All of the material below is to be retyped exactly.

# Material to process
★ ★ ★ ★

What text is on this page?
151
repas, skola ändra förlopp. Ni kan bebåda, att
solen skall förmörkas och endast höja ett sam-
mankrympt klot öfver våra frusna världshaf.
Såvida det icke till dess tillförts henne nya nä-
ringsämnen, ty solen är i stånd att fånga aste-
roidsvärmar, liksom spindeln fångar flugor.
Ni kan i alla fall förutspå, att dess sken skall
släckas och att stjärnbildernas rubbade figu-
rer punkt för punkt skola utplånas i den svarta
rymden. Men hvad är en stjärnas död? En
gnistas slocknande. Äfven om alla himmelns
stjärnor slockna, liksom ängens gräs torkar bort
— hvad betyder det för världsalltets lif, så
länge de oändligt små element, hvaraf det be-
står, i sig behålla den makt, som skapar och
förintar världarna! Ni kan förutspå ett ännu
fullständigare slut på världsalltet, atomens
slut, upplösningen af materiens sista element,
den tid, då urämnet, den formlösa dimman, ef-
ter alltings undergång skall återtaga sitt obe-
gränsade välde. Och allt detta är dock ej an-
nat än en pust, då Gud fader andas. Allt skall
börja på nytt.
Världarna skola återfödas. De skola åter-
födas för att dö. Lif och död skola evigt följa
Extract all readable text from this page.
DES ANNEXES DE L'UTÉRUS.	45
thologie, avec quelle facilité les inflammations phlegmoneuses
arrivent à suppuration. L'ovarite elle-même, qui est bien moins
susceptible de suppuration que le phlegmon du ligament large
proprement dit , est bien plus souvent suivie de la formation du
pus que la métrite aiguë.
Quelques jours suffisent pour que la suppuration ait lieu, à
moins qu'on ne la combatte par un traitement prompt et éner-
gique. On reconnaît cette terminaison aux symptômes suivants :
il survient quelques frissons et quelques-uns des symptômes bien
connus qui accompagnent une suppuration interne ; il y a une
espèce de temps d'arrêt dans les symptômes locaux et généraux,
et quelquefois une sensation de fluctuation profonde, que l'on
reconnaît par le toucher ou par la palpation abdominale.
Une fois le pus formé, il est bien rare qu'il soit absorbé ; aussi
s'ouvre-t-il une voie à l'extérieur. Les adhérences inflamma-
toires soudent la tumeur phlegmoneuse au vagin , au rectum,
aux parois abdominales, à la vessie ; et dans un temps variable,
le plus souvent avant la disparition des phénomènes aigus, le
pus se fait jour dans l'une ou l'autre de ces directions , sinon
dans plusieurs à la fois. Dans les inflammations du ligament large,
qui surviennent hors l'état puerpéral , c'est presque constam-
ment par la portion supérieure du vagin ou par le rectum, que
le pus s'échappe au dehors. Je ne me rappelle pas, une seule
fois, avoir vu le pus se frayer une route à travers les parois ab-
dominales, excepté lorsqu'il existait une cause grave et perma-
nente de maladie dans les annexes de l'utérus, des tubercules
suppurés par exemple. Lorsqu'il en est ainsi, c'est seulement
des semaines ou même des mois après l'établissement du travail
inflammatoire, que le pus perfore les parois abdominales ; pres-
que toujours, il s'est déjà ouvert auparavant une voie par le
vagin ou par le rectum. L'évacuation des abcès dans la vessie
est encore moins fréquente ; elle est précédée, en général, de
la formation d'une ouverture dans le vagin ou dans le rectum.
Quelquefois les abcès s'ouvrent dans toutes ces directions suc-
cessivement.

★ ★ ★ ★

# Response below
What text is on this page?
151
repas, skola ändra förlopp. Ni kan bebåda, att
solen skall förmörkas och endast höja ett sam-
mankrympt klot öfver våra frusna världshaf.
Såvida det icke till dess tillförts henne nya nä-
ringsämnen, ty solen är i stånd att fånga aste-
roidsvärmar, liksom spindeln fångar flugor.
Ni kan i alla fall förutspå, att dess sken skall
släckas och att stjärnbildernas rubbade figu-
rer punkt för punkt skola utplånas i den svarta
rymden. Men hvad är en stjärnas död? En
gnistas slocknande. Äfven om alla himmelns
stjärnor slockna, liksom ängens gräs torkar bort
— hvad betyder det för världsalltets lif, så
länge de oändligt små element, hvaraf det be-
står, i sig behålla den makt, som skapar och
förintar världarna! Ni kan förutspå ett ännu
fullständigare slut på världsalltet, atomens
slut, upplösningen af materiens sista element,
den tid, då urämnet, den formlösa dimman, ef-
ter alltings undergång skall återtaga sitt obe-
gränsade välde. Och allt detta är dock ej an-
nat än en pust, då Gud fader andas. Allt skall
börja på nytt.
Världarna skola återfödas. De skola åter-
födas för att dö. Lif och död skola evigt följa
Extract all readable text from this page.
DES ANNEXES DE L'UTÉRUS.	45
thologie, avec quelle facilité les inflammations phlegmoneuses
arrivent à suppuration. L'ovarite elle-même, qui est bien moins
susceptible de suppuration que le phlegmon du ligament large
proprement dit , est bien plus souvent suivie de la formation du
pus que la métrite aiguë.
Quelques jours suffisent pour que la suppuration ait lieu, à
moins qu'on ne la combatte par un traitement prompt et éner-
gique. On reconnaît cette terminaison aux symptômes suivants :
il survient quelques frissons et quelques-uns des symptômes bien
connus qui accompagnent une suppuration interne ; il y a une
espèce de temps d'arrêt dans les symptômes locaux et généraux,
et quelquefois une sensation de fluctuation profonde, que l'on
reconnaît par le toucher ou par la palpation abdominale.
Une fois le pus formé, il est bien rare qu'il soit absorbé ; aussi
s'ouvre-t-il une voie à l'extérieur. Les adhérences inflamma-
toires soudent la tumeur phlegmoneuse au vagin , au rectum,
aux parois abdominales, à la vessie ; et dans un temps variable,
le plus souvent avant la disparition des phénomènes aigus, le
pus se fait jour dans l'une ou l'autre de ces directions , sinon
dans plusieurs à la fois. Dans les inflammations du ligament large,
qui surviennent hors l'état puerpéral , c'est presque constam-
ment par la portion supérieure du vagin ou par le rectum, que
le pus s'échappe au dehors. Je ne me rappelle pas, une seule
fois, avoir vu le pus se frayer une route à travers les parois ab-
dominales, excepté lorsqu'il existait une cause grave et perma-
nente de maladie dans les annexes de l'utérus, des tubercules
suppurés par exemple. Lorsqu'il en est ainsi, c'est seulement
des semaines ou même des mois après l'établissement du travail
inflammatoire, que le pus perfore les parois abdominales ; pres-
que toujours, il s'est déjà ouvert auparavant une voie par le
vagin ou par le rectum. L'évacuation des abcès dans la vessie
est encore moins fréquente ; elle est précédée, en général, de
la formation d'une ouverture dans le vagin ou dans le rectum.
Quelquefois les abcès s'ouvrent dans toutes ces directions suc-
cessivement.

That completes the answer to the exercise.